[Given request] Each line of the data that includes the string "светового" is to be copied out.

** START Provided entries **

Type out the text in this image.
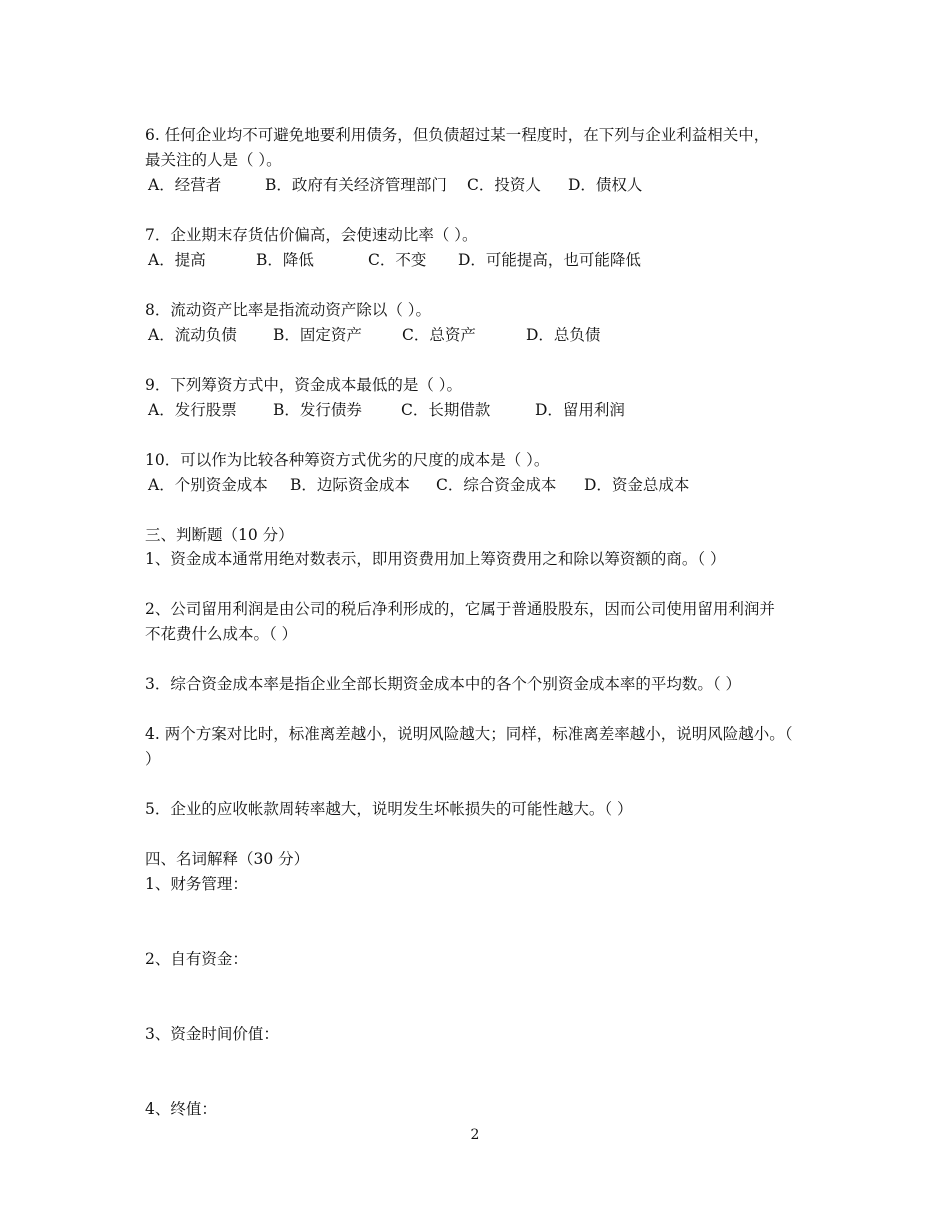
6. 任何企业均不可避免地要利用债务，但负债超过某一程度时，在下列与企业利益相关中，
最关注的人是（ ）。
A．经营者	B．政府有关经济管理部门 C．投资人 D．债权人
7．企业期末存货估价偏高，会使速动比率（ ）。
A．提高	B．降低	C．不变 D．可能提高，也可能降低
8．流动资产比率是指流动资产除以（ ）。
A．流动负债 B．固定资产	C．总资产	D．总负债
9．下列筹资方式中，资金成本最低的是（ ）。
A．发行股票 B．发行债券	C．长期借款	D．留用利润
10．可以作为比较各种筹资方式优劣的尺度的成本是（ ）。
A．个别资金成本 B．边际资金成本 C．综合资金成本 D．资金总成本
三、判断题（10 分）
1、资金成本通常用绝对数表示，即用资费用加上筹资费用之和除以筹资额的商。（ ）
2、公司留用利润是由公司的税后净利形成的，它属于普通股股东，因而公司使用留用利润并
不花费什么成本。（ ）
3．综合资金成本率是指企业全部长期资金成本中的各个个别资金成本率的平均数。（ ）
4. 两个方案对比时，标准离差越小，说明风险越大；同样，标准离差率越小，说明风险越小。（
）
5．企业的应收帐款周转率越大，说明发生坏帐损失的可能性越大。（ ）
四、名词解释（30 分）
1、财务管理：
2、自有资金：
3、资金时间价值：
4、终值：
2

** END Provided entries **
** START Provided entries **

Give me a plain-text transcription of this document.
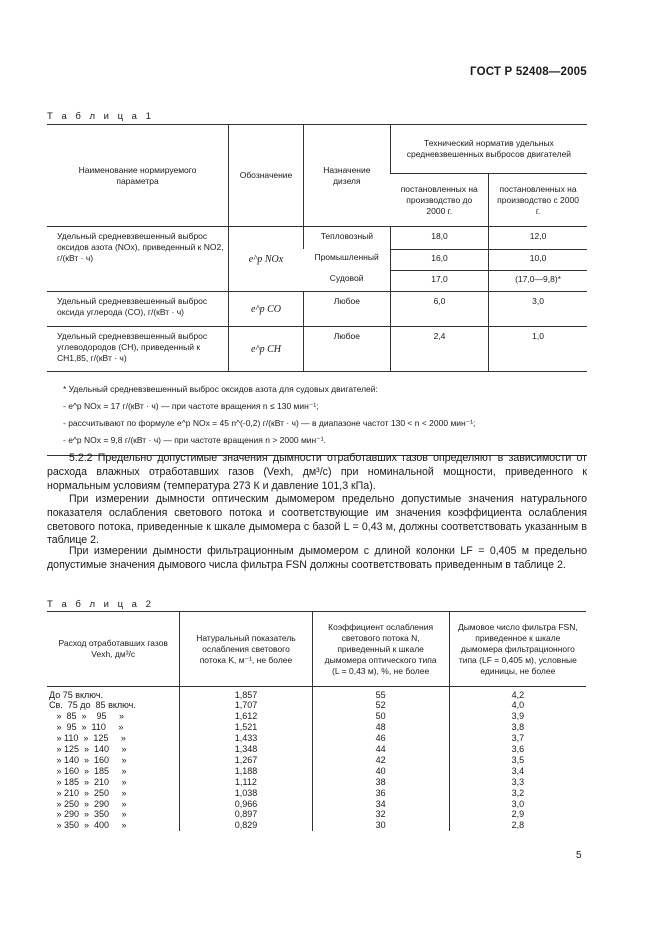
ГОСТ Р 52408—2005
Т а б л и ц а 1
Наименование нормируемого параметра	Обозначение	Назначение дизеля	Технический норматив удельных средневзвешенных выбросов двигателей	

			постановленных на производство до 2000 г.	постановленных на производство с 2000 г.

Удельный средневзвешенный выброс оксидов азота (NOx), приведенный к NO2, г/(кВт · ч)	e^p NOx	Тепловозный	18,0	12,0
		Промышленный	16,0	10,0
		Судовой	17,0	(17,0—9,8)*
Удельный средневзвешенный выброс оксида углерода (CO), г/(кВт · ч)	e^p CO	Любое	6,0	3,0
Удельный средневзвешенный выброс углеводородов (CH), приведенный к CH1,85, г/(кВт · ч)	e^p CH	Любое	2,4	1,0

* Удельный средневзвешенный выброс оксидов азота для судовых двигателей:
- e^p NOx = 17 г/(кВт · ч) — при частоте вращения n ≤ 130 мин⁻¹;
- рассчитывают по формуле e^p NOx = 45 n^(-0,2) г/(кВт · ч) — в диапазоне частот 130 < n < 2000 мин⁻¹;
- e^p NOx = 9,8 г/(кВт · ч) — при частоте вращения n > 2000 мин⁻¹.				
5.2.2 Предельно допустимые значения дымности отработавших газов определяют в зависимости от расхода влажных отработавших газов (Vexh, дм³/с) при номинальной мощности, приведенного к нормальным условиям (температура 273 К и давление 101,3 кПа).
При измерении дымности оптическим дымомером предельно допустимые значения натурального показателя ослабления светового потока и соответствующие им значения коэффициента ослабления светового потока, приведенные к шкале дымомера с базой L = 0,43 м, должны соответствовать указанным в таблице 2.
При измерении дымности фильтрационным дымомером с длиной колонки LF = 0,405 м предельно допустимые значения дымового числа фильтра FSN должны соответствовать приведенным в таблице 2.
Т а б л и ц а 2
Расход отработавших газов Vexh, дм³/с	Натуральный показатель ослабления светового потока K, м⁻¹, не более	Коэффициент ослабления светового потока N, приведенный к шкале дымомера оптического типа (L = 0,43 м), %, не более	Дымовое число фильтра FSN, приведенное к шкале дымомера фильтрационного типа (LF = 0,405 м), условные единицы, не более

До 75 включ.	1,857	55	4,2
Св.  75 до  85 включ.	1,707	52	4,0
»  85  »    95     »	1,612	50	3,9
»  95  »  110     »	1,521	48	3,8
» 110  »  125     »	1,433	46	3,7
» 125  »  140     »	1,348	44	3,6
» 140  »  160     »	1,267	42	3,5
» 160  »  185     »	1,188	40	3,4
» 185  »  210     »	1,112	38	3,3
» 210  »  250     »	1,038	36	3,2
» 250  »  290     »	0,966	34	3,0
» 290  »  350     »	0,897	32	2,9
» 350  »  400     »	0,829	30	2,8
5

** END Provided entries **
** START Provided entries **

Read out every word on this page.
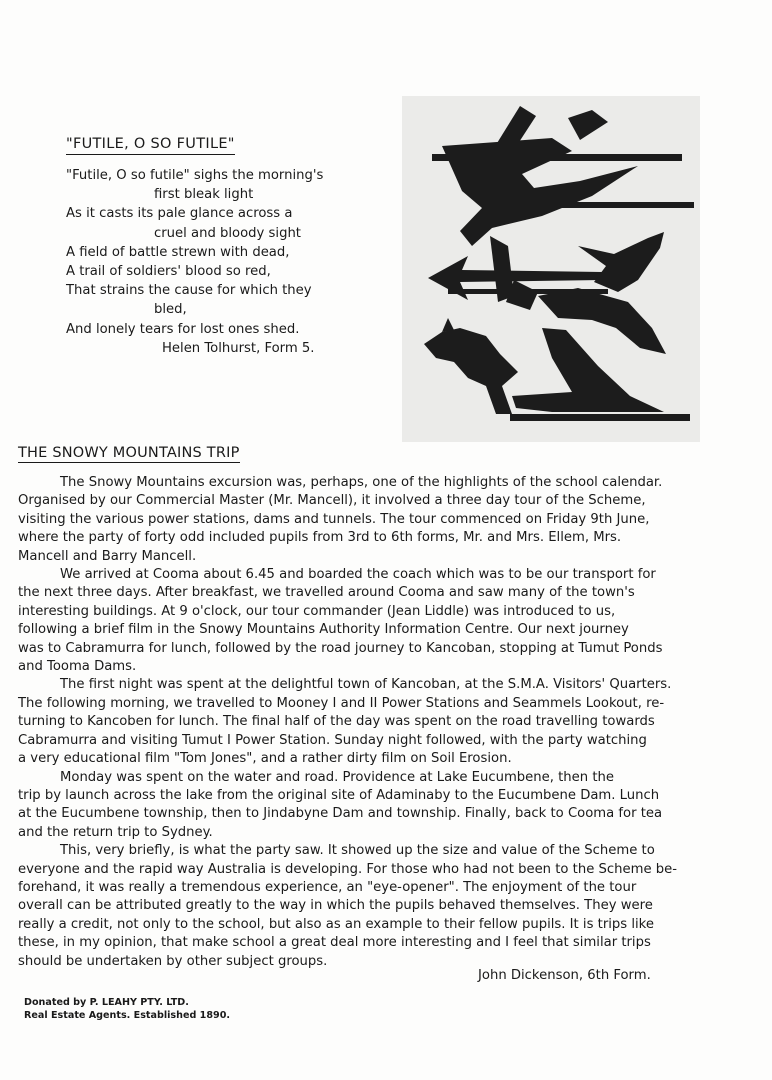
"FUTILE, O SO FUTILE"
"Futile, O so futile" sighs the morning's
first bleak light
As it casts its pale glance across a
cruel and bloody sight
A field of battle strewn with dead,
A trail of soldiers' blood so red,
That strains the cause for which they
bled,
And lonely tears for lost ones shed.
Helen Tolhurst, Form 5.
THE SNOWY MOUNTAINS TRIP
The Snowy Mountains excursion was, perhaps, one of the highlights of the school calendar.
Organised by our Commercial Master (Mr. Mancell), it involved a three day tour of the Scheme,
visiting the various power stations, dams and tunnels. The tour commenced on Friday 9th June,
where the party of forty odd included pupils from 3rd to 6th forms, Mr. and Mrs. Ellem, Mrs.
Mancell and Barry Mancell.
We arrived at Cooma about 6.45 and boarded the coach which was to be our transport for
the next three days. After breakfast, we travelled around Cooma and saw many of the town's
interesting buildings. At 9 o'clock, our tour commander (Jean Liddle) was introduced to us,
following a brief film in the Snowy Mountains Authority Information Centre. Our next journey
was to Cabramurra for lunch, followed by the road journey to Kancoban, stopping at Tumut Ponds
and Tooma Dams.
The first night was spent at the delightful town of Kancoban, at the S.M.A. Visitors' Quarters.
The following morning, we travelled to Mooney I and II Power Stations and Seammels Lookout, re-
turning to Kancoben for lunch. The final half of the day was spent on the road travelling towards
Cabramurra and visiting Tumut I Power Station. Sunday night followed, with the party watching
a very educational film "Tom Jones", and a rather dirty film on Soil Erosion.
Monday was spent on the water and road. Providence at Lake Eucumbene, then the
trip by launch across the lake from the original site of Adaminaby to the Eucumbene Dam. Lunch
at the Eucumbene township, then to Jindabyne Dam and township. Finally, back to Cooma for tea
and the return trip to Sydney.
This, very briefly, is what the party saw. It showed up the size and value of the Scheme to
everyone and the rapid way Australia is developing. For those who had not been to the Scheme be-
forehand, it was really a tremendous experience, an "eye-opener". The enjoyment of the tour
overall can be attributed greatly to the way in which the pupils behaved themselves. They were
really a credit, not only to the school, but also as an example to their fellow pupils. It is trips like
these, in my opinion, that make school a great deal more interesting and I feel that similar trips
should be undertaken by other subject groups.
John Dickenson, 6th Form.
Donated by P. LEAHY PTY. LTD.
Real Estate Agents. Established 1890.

** END Provided entries **

[Answer to this exercise]
При измерении дымности оптическим дымомером предельно допустимые значения натурального показателя ослабления светового потока и соответствующие им значения коэффициента ослабления светового потока, приведенные к шкале дымомера с базой L = 0,43 м, должны соответствовать указанным в таблице 2.
Расход отработавших газов Vexh, дм³/с	Натуральный показатель ослабления светового потока K, м⁻¹, не более	Коэффициент ослабления светового потока N, приведенный к шкале дымомера оптического типа (L = 0,43 м), %, не более	Дымовое число фильтра FSN, приведенное к шкале дымомера фильтрационного типа (LF = 0,405 м), условные единицы, не более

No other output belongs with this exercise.